## DIRECTIVE
Read through the entries below and return each line with the word "Prison".

## EXERCISE MATERIALS
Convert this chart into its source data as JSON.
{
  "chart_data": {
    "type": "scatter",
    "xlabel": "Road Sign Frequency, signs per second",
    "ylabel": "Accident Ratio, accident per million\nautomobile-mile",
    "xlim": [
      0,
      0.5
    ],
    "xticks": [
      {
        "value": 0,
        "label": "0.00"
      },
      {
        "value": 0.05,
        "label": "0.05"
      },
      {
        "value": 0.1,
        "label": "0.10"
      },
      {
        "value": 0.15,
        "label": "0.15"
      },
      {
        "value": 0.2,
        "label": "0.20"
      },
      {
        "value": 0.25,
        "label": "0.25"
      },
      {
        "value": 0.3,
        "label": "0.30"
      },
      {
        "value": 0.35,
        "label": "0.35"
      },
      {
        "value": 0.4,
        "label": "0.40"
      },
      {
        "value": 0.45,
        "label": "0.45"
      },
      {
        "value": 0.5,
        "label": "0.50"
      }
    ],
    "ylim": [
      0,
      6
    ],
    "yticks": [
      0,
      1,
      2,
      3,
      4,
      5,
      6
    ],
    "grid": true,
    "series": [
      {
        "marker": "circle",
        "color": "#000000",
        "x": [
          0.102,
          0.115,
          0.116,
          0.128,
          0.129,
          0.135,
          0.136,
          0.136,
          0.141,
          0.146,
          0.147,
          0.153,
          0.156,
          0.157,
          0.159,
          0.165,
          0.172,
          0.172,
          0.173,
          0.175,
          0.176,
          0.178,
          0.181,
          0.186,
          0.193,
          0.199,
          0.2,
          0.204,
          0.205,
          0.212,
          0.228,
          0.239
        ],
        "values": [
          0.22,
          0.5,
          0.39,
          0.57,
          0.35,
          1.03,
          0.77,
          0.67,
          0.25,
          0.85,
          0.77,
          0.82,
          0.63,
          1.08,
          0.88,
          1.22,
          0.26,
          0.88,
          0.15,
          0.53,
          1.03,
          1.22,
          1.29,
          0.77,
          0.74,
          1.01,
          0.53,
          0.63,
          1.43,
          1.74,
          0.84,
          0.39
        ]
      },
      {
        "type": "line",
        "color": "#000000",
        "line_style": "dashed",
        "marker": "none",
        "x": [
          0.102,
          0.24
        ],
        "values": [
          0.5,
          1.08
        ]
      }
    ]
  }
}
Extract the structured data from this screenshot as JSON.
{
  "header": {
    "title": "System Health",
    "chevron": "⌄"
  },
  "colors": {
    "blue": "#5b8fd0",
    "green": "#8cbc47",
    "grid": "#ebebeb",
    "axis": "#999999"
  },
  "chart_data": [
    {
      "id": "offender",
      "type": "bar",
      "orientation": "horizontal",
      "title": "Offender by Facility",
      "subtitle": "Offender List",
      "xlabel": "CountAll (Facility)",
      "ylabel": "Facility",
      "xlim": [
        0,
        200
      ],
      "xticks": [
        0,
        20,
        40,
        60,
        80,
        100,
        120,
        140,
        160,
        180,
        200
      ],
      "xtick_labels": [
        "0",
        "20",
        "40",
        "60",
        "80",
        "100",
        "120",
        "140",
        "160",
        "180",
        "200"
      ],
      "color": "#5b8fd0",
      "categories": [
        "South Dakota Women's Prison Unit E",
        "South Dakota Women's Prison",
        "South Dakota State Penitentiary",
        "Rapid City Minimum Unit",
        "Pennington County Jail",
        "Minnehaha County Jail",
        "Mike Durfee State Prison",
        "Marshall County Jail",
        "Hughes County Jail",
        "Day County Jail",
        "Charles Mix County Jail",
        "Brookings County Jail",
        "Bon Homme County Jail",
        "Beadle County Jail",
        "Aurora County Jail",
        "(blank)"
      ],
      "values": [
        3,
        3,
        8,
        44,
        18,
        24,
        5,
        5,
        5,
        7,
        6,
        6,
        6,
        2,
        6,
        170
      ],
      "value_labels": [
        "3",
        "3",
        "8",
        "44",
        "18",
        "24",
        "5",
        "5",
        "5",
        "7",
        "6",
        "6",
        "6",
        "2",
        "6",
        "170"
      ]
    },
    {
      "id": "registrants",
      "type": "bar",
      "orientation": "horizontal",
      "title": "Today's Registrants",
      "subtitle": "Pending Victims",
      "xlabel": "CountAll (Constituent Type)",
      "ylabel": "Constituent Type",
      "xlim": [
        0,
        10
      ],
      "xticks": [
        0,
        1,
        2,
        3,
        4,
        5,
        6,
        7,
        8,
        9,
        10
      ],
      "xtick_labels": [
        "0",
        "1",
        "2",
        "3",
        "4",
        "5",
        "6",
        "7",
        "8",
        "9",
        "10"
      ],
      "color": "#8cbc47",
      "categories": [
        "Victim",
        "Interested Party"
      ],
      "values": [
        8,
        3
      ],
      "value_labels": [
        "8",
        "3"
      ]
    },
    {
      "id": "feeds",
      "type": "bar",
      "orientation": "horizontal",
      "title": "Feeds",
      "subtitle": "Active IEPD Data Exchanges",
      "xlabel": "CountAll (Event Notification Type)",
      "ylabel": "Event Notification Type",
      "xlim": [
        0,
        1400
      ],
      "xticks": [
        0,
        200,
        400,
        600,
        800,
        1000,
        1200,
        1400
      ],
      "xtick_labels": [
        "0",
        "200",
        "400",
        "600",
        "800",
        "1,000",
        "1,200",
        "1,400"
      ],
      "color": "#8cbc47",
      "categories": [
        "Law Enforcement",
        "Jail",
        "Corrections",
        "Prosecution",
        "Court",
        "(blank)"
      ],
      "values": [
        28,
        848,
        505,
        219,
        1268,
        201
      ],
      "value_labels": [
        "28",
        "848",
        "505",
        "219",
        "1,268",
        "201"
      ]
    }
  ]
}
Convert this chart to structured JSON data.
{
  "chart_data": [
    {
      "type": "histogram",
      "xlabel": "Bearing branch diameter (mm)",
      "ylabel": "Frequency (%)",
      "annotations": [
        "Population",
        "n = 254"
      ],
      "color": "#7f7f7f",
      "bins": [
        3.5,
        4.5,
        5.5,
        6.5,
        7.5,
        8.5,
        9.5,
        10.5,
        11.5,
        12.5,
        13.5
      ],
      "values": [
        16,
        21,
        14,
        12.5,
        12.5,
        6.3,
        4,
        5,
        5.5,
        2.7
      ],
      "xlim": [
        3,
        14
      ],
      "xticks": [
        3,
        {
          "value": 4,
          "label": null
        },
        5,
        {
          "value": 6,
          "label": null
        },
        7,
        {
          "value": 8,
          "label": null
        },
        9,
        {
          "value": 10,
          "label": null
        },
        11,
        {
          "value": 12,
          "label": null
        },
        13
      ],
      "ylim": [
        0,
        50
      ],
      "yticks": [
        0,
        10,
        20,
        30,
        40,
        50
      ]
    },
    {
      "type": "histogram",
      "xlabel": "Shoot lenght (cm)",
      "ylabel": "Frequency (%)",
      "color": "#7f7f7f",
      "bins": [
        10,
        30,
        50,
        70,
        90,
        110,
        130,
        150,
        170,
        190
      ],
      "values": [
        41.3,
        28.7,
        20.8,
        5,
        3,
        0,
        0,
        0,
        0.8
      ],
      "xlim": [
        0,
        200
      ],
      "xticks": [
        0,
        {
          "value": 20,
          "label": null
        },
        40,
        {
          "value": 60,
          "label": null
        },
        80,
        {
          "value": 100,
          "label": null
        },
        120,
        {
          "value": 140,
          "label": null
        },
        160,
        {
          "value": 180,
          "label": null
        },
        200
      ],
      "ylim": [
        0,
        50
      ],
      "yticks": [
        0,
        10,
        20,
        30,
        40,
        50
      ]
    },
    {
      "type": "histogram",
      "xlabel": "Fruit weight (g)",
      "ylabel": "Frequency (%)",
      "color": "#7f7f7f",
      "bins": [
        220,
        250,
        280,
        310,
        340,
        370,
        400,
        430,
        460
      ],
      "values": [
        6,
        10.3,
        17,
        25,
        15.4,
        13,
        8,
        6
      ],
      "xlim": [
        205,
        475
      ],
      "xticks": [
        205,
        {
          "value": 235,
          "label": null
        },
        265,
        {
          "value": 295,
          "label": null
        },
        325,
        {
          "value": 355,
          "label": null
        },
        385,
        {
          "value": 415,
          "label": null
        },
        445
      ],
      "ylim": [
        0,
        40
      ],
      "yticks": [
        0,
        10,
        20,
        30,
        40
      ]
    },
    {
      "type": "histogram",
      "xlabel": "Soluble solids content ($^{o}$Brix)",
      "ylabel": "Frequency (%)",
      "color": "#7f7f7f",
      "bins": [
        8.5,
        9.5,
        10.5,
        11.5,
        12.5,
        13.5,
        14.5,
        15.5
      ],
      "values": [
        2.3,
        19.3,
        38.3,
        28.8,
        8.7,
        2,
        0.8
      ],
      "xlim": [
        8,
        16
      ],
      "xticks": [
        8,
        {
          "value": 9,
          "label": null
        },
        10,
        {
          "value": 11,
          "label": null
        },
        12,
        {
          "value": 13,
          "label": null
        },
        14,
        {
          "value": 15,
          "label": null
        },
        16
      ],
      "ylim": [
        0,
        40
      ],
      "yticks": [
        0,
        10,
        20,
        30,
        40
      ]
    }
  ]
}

## TASK RESPONSE
        "South Dakota Women's Prison Unit E",
        "South Dakota Women's Prison",
        "Mike Durfee State Prison",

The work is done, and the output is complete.